-- Start Supplied passage --

The distance display, the display of the reflection intensity of laser light, and analysis will be described later.

The CPU of the information processing device 200 stores the control information in the storage unit 208 in response to receiving the control information via the control information receiving unit 206. FIG. 4A illustrates examples of data stored in the storage unit 208. The CPU of the information processing device 200 manages, for example, the point cloud image modes, the extrinsic parameters, the intrinsic parameters in association with the IDs of pieces of video data to be transmitted through streaming.

In step S302, the point cloud receiving unit 201 receives point cloud data from the LiDAR sensor 100.

In step S303, the CPU of the information processing device 200 reads a point cloud image mode stored in the storage unit 208.

In step S304, the CPU of the information processing device 200 switches an operation to another operation depending on the read point cloud image mode. In response to determining that the point cloud image mode is the user-specified viewpoint mode or the camera viewpoint mode, the CPU executes an operation in step S305. In response to determining that the point cloud image mode is the camera-image superimposition mode, the CPU executes an operation in step S306.

First, it is assumed that the point cloud image mode is the user-specified viewpoint mode or the camera viewpoint mode.

In step S305, the point cloud image generation unit 204 generates a point cloud image based on the point cloud data received from the LiDAR sensor 100 and the control information read from the storage unit 208.

-- End Supplied passage --
-- Start Items --

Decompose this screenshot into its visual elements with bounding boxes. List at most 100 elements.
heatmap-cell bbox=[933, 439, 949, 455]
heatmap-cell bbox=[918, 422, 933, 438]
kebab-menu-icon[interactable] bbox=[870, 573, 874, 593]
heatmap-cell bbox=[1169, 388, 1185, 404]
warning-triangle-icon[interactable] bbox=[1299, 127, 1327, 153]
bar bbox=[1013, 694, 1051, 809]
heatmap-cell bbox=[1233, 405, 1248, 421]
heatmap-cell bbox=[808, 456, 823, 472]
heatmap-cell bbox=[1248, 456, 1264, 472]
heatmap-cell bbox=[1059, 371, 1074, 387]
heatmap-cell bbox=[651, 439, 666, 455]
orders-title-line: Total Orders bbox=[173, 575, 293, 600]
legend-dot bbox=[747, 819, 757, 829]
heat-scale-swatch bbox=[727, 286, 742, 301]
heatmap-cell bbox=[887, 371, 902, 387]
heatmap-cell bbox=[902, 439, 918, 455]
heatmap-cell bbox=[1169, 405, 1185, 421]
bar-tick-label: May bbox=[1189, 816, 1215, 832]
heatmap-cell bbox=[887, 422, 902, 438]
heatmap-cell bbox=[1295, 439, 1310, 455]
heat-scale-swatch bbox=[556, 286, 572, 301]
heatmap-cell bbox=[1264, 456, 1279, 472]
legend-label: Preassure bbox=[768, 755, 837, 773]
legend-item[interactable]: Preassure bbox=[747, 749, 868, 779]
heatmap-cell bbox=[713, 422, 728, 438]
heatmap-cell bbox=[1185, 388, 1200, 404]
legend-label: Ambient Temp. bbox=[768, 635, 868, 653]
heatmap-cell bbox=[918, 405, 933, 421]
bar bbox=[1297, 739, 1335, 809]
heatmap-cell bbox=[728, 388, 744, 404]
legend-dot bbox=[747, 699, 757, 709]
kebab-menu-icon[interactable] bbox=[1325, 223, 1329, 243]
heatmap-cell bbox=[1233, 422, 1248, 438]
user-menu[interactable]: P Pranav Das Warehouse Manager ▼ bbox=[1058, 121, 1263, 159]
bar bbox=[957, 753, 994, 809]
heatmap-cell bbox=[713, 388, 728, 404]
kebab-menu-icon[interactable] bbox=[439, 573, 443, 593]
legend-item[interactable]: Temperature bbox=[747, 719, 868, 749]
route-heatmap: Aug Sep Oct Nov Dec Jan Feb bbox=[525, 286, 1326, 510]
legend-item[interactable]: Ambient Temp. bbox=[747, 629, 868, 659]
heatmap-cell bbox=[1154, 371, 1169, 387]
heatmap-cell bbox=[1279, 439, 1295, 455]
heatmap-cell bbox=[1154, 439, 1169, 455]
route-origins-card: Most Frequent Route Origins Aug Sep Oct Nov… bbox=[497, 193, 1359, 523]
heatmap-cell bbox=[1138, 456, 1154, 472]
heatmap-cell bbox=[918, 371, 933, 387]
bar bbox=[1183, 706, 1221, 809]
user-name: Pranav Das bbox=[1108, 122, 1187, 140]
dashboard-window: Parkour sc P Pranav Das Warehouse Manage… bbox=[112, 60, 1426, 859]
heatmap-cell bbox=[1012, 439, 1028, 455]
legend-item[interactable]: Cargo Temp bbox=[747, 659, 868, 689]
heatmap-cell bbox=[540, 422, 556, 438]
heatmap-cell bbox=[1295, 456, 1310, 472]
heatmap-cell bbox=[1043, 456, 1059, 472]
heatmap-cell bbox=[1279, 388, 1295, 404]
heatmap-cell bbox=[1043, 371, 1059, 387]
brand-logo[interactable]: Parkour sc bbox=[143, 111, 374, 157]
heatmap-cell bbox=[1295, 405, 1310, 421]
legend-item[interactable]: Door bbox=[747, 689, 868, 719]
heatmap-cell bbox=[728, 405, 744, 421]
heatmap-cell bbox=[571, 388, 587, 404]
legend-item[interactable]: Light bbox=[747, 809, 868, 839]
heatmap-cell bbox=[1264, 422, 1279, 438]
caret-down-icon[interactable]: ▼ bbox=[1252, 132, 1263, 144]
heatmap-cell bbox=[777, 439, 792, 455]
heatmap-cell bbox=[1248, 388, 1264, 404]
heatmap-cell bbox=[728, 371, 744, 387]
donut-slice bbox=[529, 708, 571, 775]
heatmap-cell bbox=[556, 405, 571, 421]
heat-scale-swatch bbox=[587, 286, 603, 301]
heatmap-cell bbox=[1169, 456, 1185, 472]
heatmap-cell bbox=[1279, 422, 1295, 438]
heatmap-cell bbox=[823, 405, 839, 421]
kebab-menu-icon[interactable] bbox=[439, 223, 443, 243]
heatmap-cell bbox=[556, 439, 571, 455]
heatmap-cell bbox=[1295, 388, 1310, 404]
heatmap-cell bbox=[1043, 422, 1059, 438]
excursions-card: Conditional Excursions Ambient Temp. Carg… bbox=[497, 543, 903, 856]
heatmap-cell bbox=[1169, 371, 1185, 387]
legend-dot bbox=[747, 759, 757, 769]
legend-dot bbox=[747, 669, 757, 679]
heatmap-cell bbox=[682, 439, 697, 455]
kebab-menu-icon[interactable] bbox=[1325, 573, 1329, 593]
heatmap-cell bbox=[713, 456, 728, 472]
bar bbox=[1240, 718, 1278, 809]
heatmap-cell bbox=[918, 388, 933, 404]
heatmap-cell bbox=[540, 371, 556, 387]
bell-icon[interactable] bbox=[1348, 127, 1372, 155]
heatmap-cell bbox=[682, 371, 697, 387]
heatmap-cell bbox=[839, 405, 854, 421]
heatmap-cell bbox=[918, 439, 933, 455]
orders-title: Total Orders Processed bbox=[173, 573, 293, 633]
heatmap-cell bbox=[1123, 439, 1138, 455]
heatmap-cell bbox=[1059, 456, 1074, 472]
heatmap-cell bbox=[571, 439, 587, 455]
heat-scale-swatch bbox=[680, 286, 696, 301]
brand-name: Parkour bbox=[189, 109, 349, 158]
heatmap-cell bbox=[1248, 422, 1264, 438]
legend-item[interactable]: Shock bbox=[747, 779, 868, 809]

-- End Items --

## What you should do
Reproduce the passage on point cloud processing above, word for word and in full.

## Task answer
The distance display, the display of the reflection intensity of laser light, and analysis will be described later.

The CPU of the information processing device 200 stores the control information in the storage unit 208 in response to receiving the control information via the control information receiving unit 206. FIG. 4A illustrates examples of data stored in the storage unit 208. The CPU of the information processing device 200 manages, for example, the point cloud image modes, the extrinsic parameters, the intrinsic parameters in association with the IDs of pieces of video data to be transmitted through streaming.

In step S302, the point cloud receiving unit 201 receives point cloud data from the LiDAR sensor 100.

In step S303, the CPU of the information processing device 200 reads a point cloud image mode stored in the storage unit 208.

In step S304, the CPU of the information processing device 200 switches an operation to another operation depending on the read point cloud image mode. In response to determining that the point cloud image mode is the user-specified viewpoint mode or the camera viewpoint mode, the CPU executes an operation in step S305. In response to determining that the point cloud image mode is the camera-image superimposition mode, the CPU executes an operation in step S306.

First, it is assumed that the point cloud image mode is the user-specified viewpoint mode or the camera viewpoint mode.

In step S305, the point cloud image generation unit 204 generates a point cloud image based on the point cloud data received from the LiDAR sensor 100 and the control information read from the storage unit 208.